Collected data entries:
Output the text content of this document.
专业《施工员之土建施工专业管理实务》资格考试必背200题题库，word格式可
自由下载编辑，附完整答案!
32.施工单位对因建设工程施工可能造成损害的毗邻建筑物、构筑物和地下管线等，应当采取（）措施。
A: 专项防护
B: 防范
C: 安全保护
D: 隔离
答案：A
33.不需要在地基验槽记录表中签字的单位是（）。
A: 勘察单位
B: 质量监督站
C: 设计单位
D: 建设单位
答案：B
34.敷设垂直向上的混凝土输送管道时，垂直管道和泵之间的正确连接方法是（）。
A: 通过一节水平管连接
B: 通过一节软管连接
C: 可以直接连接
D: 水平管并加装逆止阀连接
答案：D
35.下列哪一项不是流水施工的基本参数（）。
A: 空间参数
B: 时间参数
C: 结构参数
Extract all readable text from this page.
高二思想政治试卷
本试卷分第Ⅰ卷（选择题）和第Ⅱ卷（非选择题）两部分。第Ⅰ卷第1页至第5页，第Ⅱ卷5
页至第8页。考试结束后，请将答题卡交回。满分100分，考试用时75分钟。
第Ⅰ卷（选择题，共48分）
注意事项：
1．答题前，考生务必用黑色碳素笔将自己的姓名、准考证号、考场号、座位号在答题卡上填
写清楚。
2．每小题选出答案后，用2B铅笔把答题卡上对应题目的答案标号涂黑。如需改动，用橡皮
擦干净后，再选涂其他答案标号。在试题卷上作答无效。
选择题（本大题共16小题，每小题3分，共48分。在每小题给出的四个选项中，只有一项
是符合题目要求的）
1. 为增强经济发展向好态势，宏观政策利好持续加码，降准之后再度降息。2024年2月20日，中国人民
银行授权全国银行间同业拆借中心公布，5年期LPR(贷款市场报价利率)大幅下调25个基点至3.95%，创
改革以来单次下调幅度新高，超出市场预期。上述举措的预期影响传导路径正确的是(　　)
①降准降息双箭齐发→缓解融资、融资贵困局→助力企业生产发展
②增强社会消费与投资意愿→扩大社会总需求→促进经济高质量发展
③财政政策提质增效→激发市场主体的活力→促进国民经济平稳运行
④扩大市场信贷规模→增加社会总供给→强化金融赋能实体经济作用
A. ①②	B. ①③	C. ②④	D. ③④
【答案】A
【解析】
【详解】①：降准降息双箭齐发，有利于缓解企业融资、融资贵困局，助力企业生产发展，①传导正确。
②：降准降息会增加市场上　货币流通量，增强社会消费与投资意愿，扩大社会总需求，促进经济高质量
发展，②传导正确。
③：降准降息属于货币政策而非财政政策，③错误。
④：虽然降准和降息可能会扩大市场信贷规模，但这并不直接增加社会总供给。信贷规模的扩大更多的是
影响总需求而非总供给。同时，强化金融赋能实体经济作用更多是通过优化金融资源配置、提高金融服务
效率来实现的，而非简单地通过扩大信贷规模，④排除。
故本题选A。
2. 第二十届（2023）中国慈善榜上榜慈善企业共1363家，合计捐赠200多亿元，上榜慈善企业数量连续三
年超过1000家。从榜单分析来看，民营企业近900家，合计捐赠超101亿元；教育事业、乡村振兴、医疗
...
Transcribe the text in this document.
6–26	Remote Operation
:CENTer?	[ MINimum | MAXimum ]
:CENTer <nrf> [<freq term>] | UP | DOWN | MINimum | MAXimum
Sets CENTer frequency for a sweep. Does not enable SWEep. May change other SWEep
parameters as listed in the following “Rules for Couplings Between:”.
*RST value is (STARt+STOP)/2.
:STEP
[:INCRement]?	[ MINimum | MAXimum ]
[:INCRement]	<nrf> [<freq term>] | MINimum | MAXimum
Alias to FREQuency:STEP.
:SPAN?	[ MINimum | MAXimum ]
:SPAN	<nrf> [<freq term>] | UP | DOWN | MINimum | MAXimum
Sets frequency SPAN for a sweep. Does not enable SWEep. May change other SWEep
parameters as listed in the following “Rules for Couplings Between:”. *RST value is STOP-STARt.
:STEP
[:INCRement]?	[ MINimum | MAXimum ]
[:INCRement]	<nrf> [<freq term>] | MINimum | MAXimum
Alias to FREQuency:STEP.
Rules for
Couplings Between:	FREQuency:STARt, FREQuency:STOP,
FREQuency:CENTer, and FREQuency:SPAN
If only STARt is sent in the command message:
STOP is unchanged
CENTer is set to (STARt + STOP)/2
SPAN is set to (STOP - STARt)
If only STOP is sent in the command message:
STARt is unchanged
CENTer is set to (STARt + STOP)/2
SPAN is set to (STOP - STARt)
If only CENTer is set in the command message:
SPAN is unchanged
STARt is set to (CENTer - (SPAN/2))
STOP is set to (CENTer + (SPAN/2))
--
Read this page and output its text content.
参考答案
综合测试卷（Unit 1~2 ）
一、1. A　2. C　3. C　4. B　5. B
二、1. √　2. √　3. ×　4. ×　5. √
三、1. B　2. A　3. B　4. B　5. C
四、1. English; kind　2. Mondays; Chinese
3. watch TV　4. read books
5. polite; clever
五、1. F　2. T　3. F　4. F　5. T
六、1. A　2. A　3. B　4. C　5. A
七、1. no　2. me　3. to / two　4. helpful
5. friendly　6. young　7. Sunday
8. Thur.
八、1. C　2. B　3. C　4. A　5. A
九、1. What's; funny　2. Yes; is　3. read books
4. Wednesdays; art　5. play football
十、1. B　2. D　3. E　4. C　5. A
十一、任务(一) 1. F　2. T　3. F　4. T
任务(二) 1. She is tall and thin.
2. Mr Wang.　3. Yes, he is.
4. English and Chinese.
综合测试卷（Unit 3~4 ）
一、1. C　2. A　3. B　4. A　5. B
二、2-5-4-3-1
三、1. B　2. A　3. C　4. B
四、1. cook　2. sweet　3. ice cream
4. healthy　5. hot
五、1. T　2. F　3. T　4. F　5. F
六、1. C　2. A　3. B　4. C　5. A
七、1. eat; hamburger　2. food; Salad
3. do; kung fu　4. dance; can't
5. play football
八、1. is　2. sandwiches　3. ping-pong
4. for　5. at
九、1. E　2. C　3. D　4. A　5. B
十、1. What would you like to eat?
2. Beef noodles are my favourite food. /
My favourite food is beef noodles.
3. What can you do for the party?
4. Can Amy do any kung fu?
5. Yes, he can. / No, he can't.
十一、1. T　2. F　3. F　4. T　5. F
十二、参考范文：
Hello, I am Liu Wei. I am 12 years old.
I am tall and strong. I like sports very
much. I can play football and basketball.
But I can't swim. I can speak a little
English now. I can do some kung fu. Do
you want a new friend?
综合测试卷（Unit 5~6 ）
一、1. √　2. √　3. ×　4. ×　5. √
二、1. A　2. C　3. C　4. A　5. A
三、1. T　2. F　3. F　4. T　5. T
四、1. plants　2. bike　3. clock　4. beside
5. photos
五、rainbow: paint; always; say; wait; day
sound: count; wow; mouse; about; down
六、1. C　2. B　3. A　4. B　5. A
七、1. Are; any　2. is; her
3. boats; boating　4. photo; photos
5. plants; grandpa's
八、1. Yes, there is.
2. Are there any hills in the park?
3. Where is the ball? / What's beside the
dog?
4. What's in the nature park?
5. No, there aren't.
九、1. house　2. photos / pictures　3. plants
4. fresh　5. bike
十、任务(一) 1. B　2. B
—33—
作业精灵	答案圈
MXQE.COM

● PROBLEM DETAILS
Copy each line that holds the word "tall".

● WRITTEN SOLUTION
任务(二) 1. She is tall and thin.
I am tall and strong. I like sports very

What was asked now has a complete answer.